WHAT IS EXPECTED ::
The data below must be copied in full and without any change.
☆ ☆ ☆ ☆ ☆ ☆ ☆
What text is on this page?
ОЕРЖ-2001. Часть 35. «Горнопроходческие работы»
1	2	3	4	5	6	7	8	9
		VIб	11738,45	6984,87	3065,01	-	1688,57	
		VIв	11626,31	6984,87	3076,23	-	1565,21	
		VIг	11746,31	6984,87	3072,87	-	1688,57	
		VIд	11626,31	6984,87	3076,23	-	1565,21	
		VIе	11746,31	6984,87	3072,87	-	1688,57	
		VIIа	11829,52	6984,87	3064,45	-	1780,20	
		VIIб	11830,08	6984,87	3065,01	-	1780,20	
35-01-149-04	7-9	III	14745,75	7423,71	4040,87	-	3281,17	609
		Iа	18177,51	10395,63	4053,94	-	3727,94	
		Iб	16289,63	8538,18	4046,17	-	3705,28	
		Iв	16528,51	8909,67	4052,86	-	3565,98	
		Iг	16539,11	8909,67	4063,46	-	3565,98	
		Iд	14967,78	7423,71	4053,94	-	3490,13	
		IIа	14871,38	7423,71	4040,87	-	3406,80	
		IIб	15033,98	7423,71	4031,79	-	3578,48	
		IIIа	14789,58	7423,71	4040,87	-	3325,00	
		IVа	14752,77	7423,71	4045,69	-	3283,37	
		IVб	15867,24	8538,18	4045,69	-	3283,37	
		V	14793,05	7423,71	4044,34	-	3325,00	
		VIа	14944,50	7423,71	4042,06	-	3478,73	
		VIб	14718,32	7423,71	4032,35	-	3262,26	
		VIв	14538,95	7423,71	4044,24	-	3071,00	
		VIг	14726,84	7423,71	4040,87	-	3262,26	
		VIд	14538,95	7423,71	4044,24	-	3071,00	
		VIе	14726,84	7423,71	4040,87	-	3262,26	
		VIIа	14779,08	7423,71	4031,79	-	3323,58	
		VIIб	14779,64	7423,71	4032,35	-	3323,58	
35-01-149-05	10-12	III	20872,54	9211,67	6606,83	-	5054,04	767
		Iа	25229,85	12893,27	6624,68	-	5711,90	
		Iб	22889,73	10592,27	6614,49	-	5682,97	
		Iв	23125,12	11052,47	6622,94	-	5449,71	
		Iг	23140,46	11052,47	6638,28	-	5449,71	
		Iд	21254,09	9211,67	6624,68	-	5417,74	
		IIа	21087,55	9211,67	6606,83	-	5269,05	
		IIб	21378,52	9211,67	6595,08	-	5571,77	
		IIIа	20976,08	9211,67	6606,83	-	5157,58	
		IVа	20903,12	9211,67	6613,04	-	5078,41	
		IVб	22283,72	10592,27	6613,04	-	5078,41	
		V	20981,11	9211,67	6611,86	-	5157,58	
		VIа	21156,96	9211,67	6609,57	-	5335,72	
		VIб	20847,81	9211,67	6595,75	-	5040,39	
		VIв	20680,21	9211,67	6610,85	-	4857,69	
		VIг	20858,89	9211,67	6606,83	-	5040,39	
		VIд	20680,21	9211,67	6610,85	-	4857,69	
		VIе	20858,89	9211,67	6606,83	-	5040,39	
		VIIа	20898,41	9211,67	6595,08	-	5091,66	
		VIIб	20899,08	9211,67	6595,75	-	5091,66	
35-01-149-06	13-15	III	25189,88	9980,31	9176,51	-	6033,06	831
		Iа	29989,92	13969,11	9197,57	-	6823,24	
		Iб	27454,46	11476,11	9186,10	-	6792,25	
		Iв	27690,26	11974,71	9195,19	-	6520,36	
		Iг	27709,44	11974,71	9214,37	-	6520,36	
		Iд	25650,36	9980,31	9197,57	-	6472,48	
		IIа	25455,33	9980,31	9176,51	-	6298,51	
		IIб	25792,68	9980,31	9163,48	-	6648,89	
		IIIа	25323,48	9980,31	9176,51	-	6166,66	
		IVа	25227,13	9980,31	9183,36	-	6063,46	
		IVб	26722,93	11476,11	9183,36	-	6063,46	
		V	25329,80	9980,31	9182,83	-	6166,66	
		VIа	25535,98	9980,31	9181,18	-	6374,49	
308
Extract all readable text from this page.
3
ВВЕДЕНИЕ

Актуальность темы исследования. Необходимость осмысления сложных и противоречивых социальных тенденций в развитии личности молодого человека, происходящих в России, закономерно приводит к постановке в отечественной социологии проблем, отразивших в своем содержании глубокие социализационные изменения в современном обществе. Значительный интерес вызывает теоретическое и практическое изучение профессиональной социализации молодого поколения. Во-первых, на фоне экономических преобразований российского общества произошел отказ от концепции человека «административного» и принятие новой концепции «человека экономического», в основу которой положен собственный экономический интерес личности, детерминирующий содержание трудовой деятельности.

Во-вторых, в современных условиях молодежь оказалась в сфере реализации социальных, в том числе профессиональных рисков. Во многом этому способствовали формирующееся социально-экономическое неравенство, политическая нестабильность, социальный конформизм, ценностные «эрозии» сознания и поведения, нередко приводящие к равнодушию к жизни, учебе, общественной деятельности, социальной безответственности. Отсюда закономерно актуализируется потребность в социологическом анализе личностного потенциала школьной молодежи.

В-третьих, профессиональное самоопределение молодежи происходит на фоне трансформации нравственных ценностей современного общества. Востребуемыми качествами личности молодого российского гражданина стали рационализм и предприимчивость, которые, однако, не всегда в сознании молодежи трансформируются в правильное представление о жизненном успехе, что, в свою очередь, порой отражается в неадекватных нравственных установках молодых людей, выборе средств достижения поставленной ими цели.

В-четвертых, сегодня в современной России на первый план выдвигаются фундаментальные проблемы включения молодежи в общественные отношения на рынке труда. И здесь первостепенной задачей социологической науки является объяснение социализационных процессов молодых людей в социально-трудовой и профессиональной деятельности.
☆ ☆ ☆ ☆ ☆ ☆ ☆
THE COMPLETED TASK ::
What text is on this page?
ОЕРЖ-2001. Часть 35. «Горнопроходческие работы»
1	2	3	4	5	6	7	8	9
		VIб	11738,45	6984,87	3065,01	-	1688,57	
		VIв	11626,31	6984,87	3076,23	-	1565,21	
		VIг	11746,31	6984,87	3072,87	-	1688,57	
		VIд	11626,31	6984,87	3076,23	-	1565,21	
		VIе	11746,31	6984,87	3072,87	-	1688,57	
		VIIа	11829,52	6984,87	3064,45	-	1780,20	
		VIIб	11830,08	6984,87	3065,01	-	1780,20	
35-01-149-04	7-9	III	14745,75	7423,71	4040,87	-	3281,17	609
		Iа	18177,51	10395,63	4053,94	-	3727,94	
		Iб	16289,63	8538,18	4046,17	-	3705,28	
		Iв	16528,51	8909,67	4052,86	-	3565,98	
		Iг	16539,11	8909,67	4063,46	-	3565,98	
		Iд	14967,78	7423,71	4053,94	-	3490,13	
		IIа	14871,38	7423,71	4040,87	-	3406,80	
		IIб	15033,98	7423,71	4031,79	-	3578,48	
		IIIа	14789,58	7423,71	4040,87	-	3325,00	
		IVа	14752,77	7423,71	4045,69	-	3283,37	
		IVб	15867,24	8538,18	4045,69	-	3283,37	
		V	14793,05	7423,71	4044,34	-	3325,00	
		VIа	14944,50	7423,71	4042,06	-	3478,73	
		VIб	14718,32	7423,71	4032,35	-	3262,26	
		VIв	14538,95	7423,71	4044,24	-	3071,00	
		VIг	14726,84	7423,71	4040,87	-	3262,26	
		VIд	14538,95	7423,71	4044,24	-	3071,00	
		VIе	14726,84	7423,71	4040,87	-	3262,26	
		VIIа	14779,08	7423,71	4031,79	-	3323,58	
		VIIб	14779,64	7423,71	4032,35	-	3323,58	
35-01-149-05	10-12	III	20872,54	9211,67	6606,83	-	5054,04	767
		Iа	25229,85	12893,27	6624,68	-	5711,90	
		Iб	22889,73	10592,27	6614,49	-	5682,97	
		Iв	23125,12	11052,47	6622,94	-	5449,71	
		Iг	23140,46	11052,47	6638,28	-	5449,71	
		Iд	21254,09	9211,67	6624,68	-	5417,74	
		IIа	21087,55	9211,67	6606,83	-	5269,05	
		IIб	21378,52	9211,67	6595,08	-	5571,77	
		IIIа	20976,08	9211,67	6606,83	-	5157,58	
		IVа	20903,12	9211,67	6613,04	-	5078,41	
		IVб	22283,72	10592,27	6613,04	-	5078,41	
		V	20981,11	9211,67	6611,86	-	5157,58	
		VIа	21156,96	9211,67	6609,57	-	5335,72	
		VIб	20847,81	9211,67	6595,75	-	5040,39	
		VIв	20680,21	9211,67	6610,85	-	4857,69	
		VIг	20858,89	9211,67	6606,83	-	5040,39	
		VIд	20680,21	9211,67	6610,85	-	4857,69	
		VIе	20858,89	9211,67	6606,83	-	5040,39	
		VIIа	20898,41	9211,67	6595,08	-	5091,66	
		VIIб	20899,08	9211,67	6595,75	-	5091,66	
35-01-149-06	13-15	III	25189,88	9980,31	9176,51	-	6033,06	831
		Iа	29989,92	13969,11	9197,57	-	6823,24	
		Iб	27454,46	11476,11	9186,10	-	6792,25	
		Iв	27690,26	11974,71	9195,19	-	6520,36	
		Iг	27709,44	11974,71	9214,37	-	6520,36	
		Iд	25650,36	9980,31	9197,57	-	6472,48	
		IIа	25455,33	9980,31	9176,51	-	6298,51	
		IIб	25792,68	9980,31	9163,48	-	6648,89	
		IIIа	25323,48	9980,31	9176,51	-	6166,66	
		IVа	25227,13	9980,31	9183,36	-	6063,46	
		IVб	26722,93	11476,11	9183,36	-	6063,46	
		V	25329,80	9980,31	9182,83	-	6166,66	
		VIа	25535,98	9980,31	9181,18	-	6374,49	
308
Extract all readable text from this page.
3
ВВЕДЕНИЕ

Актуальность темы исследования. Необходимость осмысления сложных и противоречивых социальных тенденций в развитии личности молодого человека, происходящих в России, закономерно приводит к постановке в отечественной социологии проблем, отразивших в своем содержании глубокие социализационные изменения в современном обществе. Значительный интерес вызывает теоретическое и практическое изучение профессиональной социализации молодого поколения. Во-первых, на фоне экономических преобразований российского общества произошел отказ от концепции человека «административного» и принятие новой концепции «человека экономического», в основу которой положен собственный экономический интерес личности, детерминирующий содержание трудовой деятельности.

Во-вторых, в современных условиях молодежь оказалась в сфере реализации социальных, в том числе профессиональных рисков. Во многом этому способствовали формирующееся социально-экономическое неравенство, политическая нестабильность, социальный конформизм, ценностные «эрозии» сознания и поведения, нередко приводящие к равнодушию к жизни, учебе, общественной деятельности, социальной безответственности. Отсюда закономерно актуализируется потребность в социологическом анализе личностного потенциала школьной молодежи.

В-третьих, профессиональное самоопределение молодежи происходит на фоне трансформации нравственных ценностей современного общества. Востребуемыми качествами личности молодого российского гражданина стали рационализм и предприимчивость, которые, однако, не всегда в сознании молодежи трансформируются в правильное представление о жизненном успехе, что, в свою очередь, порой отражается в неадекватных нравственных установках молодых людей, выборе средств достижения поставленной ими цели.

В-четвертых, сегодня в современной России на первый план выдвигаются фундаментальные проблемы включения молодежи в общественные отношения на рынке труда. И здесь первостепенной задачей социологической науки является объяснение социализационных процессов молодых людей в социально-трудовой и профессиональной деятельности.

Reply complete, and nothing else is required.